BEGIN

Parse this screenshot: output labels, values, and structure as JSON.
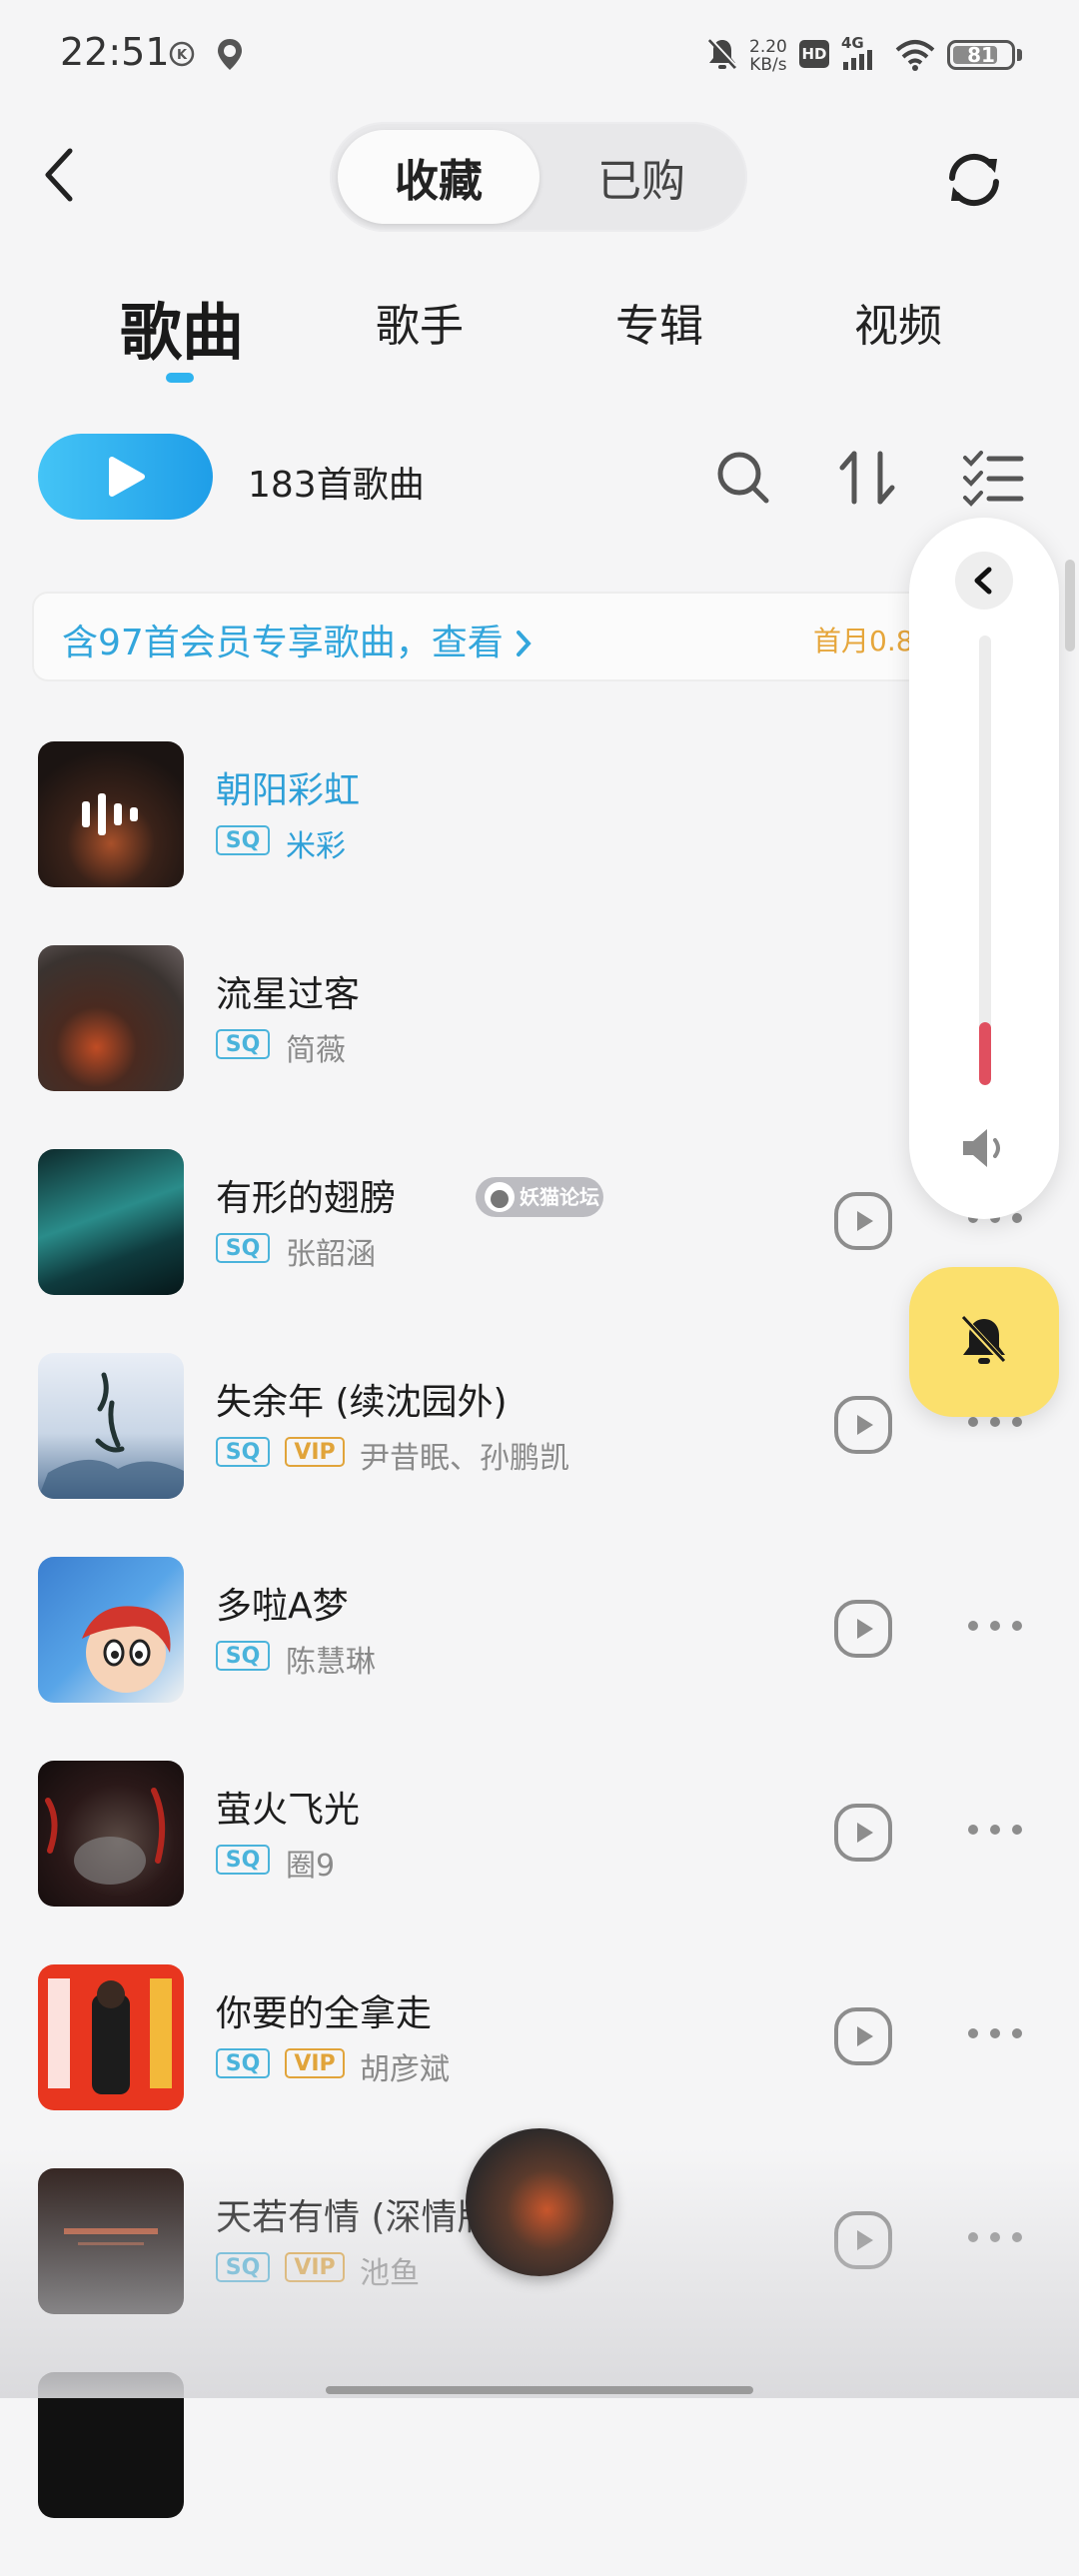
{
  "status_bar": {
    "time": "22:51",
    "net_speed_value": "2.20",
    "net_speed_unit": "KB/s",
    "hd_label": "HD",
    "signal_label": "4G",
    "battery": "81",
    "icons": [
      "k-icon",
      "du-location-icon",
      "mute-bell-icon",
      "hd-icon",
      "signal-icon",
      "wifi-icon",
      "battery-icon"
    ]
  },
  "header": {
    "segments": [
      "收藏",
      "已购"
    ],
    "active_segment": "收藏"
  },
  "tabs": [
    "歌曲",
    "歌手",
    "专辑",
    "视频"
  ],
  "toolbar": {
    "count_label": "183首歌曲"
  },
  "vip_banner": {
    "text": "含97首会员专享歌曲，查看 ",
    "promo": "首月0.8"
  },
  "songs": [
    {
      "title": "朝阳彩虹",
      "tags": [
        "SQ"
      ],
      "artist": "米彩",
      "playing": true
    },
    {
      "title": "流星过客",
      "tags": [
        "SQ"
      ],
      "artist": "简薇",
      "playing": false
    },
    {
      "title": "有形的翅膀",
      "tags": [
        "SQ"
      ],
      "artist": "张韶涵",
      "playing": false
    },
    {
      "title": "失余年 (续沈园外)",
      "tags": [
        "SQ",
        "VIP"
      ],
      "artist": "尹昔眠、孙鹏凯",
      "playing": false
    },
    {
      "title": "多啦A梦",
      "tags": [
        "SQ"
      ],
      "artist": "陈慧琳",
      "playing": false
    },
    {
      "title": "萤火飞光",
      "tags": [
        "SQ"
      ],
      "artist": "圈9",
      "playing": false
    },
    {
      "title": "你要的全拿走",
      "tags": [
        "SQ",
        "VIP"
      ],
      "artist": "胡彦斌",
      "playing": false
    },
    {
      "title": "天若有情 (深情版",
      "tags": [
        "SQ",
        "VIP"
      ],
      "artist": "池鱼",
      "playing": false
    }
  ],
  "tag_labels": {
    "sq": "SQ",
    "vip": "VIP"
  },
  "volume": {
    "level_fraction": 0.14
  },
  "watermark": "妖猫论坛",
  "colors": {
    "accent": "#2fb3ef",
    "playing_title": "#2fa0d8",
    "vip": "#e1a43a",
    "volume_level": "#e04f5f",
    "mute_button": "#fbe06d"
  }
}
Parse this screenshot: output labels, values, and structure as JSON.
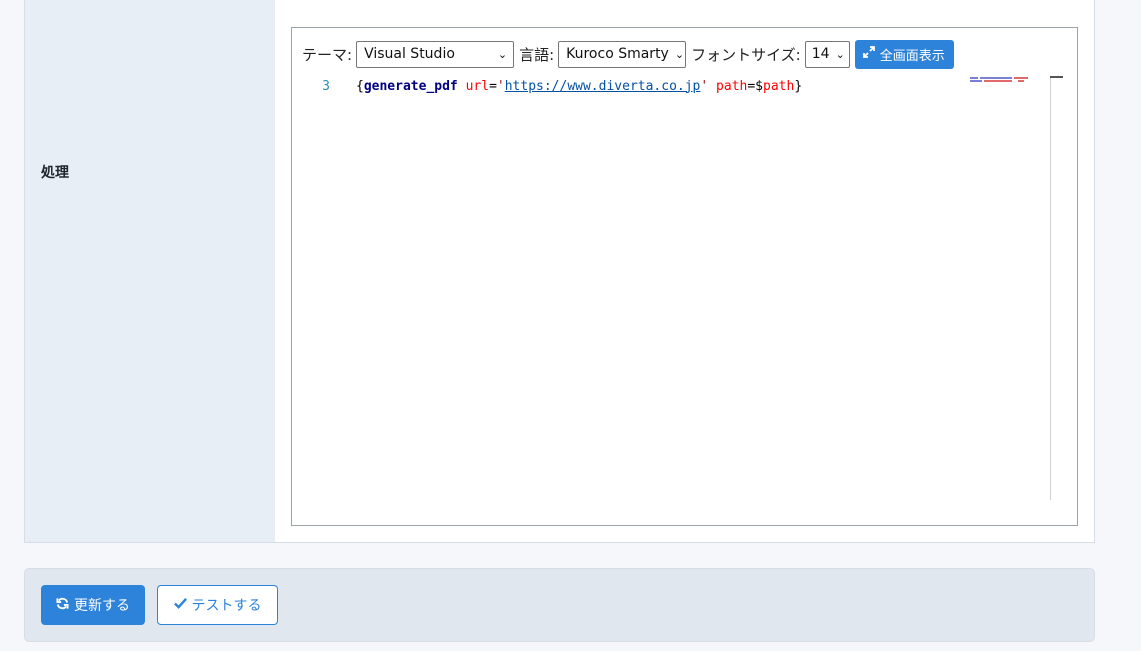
{
  "form_row": {
    "label": "処理"
  },
  "editor": {
    "toolbar": {
      "theme_label": "テーマ:",
      "theme_value": "Visual Studio",
      "language_label": "言語:",
      "language_value": "Kuroco Smarty",
      "font_size_label": "フォントサイズ:",
      "font_size_value": "14",
      "fullscreen_button": "全画面表示",
      "fullscreen_icon": "expand-icon"
    },
    "code": {
      "line_number": "3",
      "tokens": {
        "open_brace": "{",
        "tag": "generate_pdf",
        "attr_url": "url",
        "eq1": "=",
        "quote_open": "'",
        "url": "https://www.diverta.co.jp",
        "quote_close": "'",
        "attr_path": "path",
        "eq2": "=$",
        "var_path": "path",
        "close_brace": "}"
      }
    }
  },
  "actions": {
    "update_button": "更新する",
    "update_icon": "refresh-icon",
    "test_button": "テストする",
    "test_icon": "check-icon"
  },
  "colors": {
    "primary": "#2d83d9",
    "label_bg": "#e8eef6",
    "panel_bg": "#e1e7ef"
  }
}
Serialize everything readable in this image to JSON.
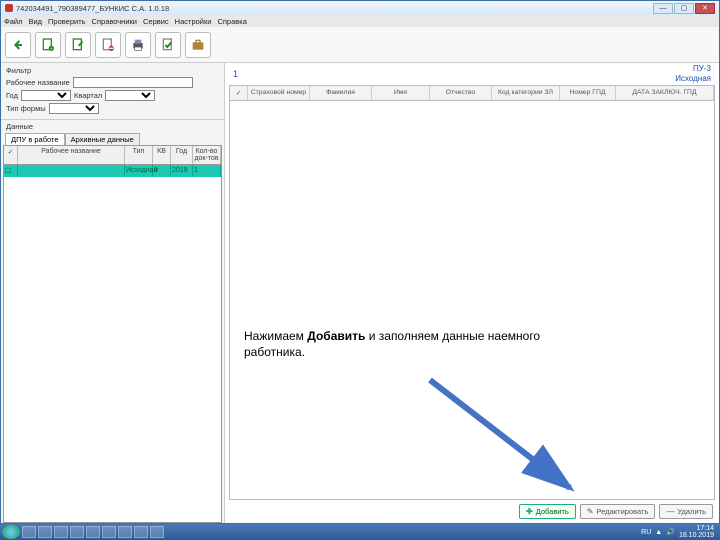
{
  "window": {
    "title": "742034491_790389477_БУНКИС С.А. 1.0.18",
    "min": "—",
    "max": "▢",
    "close": "✕"
  },
  "menu": [
    "Файл",
    "Вид",
    "Проверить",
    "Справочники",
    "Сервис",
    "Настройки",
    "Справка"
  ],
  "filter": {
    "header": "Фильтр",
    "label_name": "Рабочее название",
    "label_year": "Год",
    "label_quarter": "Квартал",
    "label_form_type": "Тип формы"
  },
  "data_section": {
    "header": "Данные",
    "tab1": "ДПУ в работе",
    "tab2": "Архивные данные"
  },
  "left_table": {
    "cols": [
      "✓",
      "Рабочее название",
      "Тип",
      "КВ",
      "Год",
      "Кол-во док-тов"
    ],
    "row": {
      "check": "☐",
      "name": "",
      "type": "Исходная",
      "kv": "0",
      "year": "2019",
      "count": "1"
    }
  },
  "right_header": {
    "number": "1",
    "code": "ПУ-3",
    "sub": "Исходная"
  },
  "right_table_cols": [
    "✓",
    "Страховой номер",
    "Фамилия",
    "Имя",
    "Отчество",
    "Код категории ЗЛ",
    "Номер ГПД",
    "ДАТА ЗАКЛЮЧ. ГПД"
  ],
  "buttons": {
    "add": "Добавить",
    "edit": "Редактировать",
    "delete": "Удалить"
  },
  "annotation": {
    "line1a": "Нажимаем ",
    "line1b": "Добавить",
    "line1c": " и заполняем данные наемного",
    "line2": "работника."
  },
  "tray": {
    "lang": "RU",
    "time": "17:14",
    "date": "18.10.2019"
  }
}
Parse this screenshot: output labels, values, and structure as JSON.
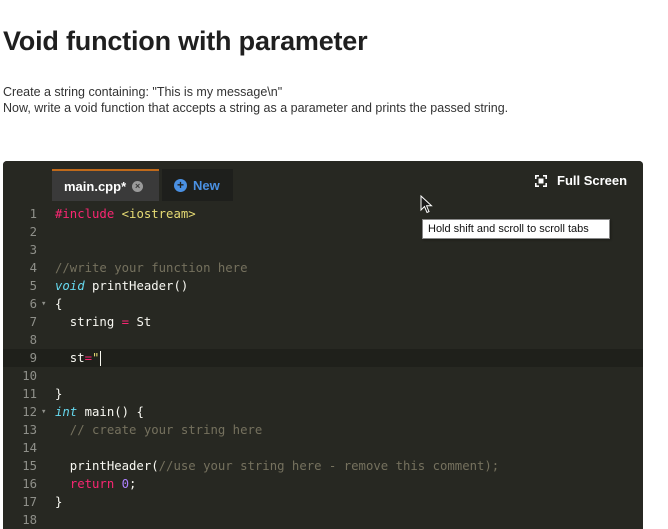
{
  "page": {
    "title": "Void function with parameter",
    "instruction_line1": "Create a string containing: \"This is my message\\n\"",
    "instruction_line2": "Now, write a void function that accepts a string as a parameter and prints the passed string."
  },
  "editor": {
    "tabs": [
      {
        "label": "main.cpp*",
        "active": true,
        "close_icon": "close-icon"
      },
      {
        "label": "New",
        "icon": "plus-circle-icon"
      }
    ],
    "fullscreen_label": "Full Screen",
    "tooltip": "Hold shift and scroll to scroll tabs",
    "colors": {
      "background": "#272822",
      "active_tab": "#3a3a3a",
      "tab_accent": "#c06a1b",
      "new_tab_blue": "#4a90e2"
    },
    "lines": [
      {
        "num": "1",
        "fold": "",
        "highlight": false,
        "tokens": [
          {
            "t": "#include ",
            "c": "kw-pink"
          },
          {
            "t": "<iostream>",
            "c": "str"
          }
        ]
      },
      {
        "num": "2",
        "fold": "",
        "highlight": false,
        "tokens": []
      },
      {
        "num": "3",
        "fold": "",
        "highlight": false,
        "tokens": []
      },
      {
        "num": "4",
        "fold": "",
        "highlight": false,
        "tokens": [
          {
            "t": "//write your function here",
            "c": "cmt"
          }
        ]
      },
      {
        "num": "5",
        "fold": "",
        "highlight": false,
        "tokens": [
          {
            "t": "void",
            "c": "kw-type"
          },
          {
            "t": " printHeader()",
            "c": ""
          }
        ]
      },
      {
        "num": "6",
        "fold": "▾",
        "highlight": false,
        "tokens": [
          {
            "t": "{",
            "c": ""
          }
        ]
      },
      {
        "num": "7",
        "fold": "",
        "highlight": false,
        "tokens": [
          {
            "t": "  string ",
            "c": ""
          },
          {
            "t": "=",
            "c": "kw-pink"
          },
          {
            "t": " St",
            "c": ""
          }
        ]
      },
      {
        "num": "8",
        "fold": "",
        "highlight": false,
        "tokens": []
      },
      {
        "num": "9",
        "fold": "",
        "highlight": true,
        "tokens": [
          {
            "t": "  st",
            "c": ""
          },
          {
            "t": "=",
            "c": "kw-pink"
          },
          {
            "t": "\"",
            "c": "str"
          }
        ],
        "cursor": true
      },
      {
        "num": "10",
        "fold": "",
        "highlight": false,
        "tokens": []
      },
      {
        "num": "11",
        "fold": "",
        "highlight": false,
        "tokens": [
          {
            "t": "}",
            "c": ""
          }
        ]
      },
      {
        "num": "12",
        "fold": "▾",
        "highlight": false,
        "tokens": [
          {
            "t": "int",
            "c": "kw-type"
          },
          {
            "t": " main() {",
            "c": ""
          }
        ]
      },
      {
        "num": "13",
        "fold": "",
        "highlight": false,
        "tokens": [
          {
            "t": "  // create your string here",
            "c": "cmt"
          }
        ]
      },
      {
        "num": "14",
        "fold": "",
        "highlight": false,
        "tokens": []
      },
      {
        "num": "15",
        "fold": "",
        "highlight": false,
        "tokens": [
          {
            "t": "  printHeader(",
            "c": ""
          },
          {
            "t": "//use your string here - remove this comment);",
            "c": "cmt"
          }
        ]
      },
      {
        "num": "16",
        "fold": "",
        "highlight": false,
        "tokens": [
          {
            "t": "  ",
            "c": ""
          },
          {
            "t": "return",
            "c": "kw-pink"
          },
          {
            "t": " ",
            "c": ""
          },
          {
            "t": "0",
            "c": "num"
          },
          {
            "t": ";",
            "c": ""
          }
        ]
      },
      {
        "num": "17",
        "fold": "",
        "highlight": false,
        "tokens": [
          {
            "t": "}",
            "c": ""
          }
        ]
      },
      {
        "num": "18",
        "fold": "",
        "highlight": false,
        "tokens": []
      }
    ]
  }
}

END

> _Objective_:
Copy each line of the listing that includes "название".

> _Solution to the problem_:
    "label_name": "Рабочее название",
      "Рабочее название",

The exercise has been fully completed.